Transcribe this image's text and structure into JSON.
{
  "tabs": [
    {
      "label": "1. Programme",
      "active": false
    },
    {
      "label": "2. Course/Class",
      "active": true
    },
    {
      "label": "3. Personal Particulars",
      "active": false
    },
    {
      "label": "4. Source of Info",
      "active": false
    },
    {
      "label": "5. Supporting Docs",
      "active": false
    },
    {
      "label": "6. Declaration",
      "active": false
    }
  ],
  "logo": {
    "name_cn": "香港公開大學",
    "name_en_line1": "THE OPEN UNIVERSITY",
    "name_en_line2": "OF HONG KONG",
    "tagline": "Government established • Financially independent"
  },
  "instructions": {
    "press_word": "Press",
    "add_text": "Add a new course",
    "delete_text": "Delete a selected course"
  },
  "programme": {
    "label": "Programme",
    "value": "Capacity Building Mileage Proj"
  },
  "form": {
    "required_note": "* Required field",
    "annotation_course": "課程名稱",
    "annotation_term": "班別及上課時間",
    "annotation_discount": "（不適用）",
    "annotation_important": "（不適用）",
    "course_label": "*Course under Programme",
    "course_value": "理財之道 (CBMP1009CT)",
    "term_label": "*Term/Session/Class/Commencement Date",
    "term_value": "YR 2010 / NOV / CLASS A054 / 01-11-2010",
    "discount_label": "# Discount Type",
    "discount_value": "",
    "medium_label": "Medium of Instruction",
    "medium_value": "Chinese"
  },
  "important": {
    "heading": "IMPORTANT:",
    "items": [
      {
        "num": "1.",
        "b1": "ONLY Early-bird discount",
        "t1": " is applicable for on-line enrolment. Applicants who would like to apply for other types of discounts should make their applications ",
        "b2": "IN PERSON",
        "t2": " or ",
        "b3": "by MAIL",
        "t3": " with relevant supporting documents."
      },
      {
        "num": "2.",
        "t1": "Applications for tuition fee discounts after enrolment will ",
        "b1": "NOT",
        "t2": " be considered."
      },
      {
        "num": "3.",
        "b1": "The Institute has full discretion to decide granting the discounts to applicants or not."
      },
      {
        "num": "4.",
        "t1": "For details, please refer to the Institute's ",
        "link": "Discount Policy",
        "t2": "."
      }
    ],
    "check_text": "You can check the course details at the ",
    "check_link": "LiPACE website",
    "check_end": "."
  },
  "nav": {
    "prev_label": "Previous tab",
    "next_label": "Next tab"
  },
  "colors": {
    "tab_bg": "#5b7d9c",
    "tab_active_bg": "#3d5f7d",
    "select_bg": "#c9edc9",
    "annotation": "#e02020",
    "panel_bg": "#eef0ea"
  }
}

=======

▶ **Set task**
Where a line above contains the string "enrolment", copy that line.

▶ **Correct answer**
        "t1": " is applicable for on-line enrolment. Applicants who would like to apply for other types of discounts should make their applications ",
        "t1": "Applications for tuition fee discounts after enrolment will ",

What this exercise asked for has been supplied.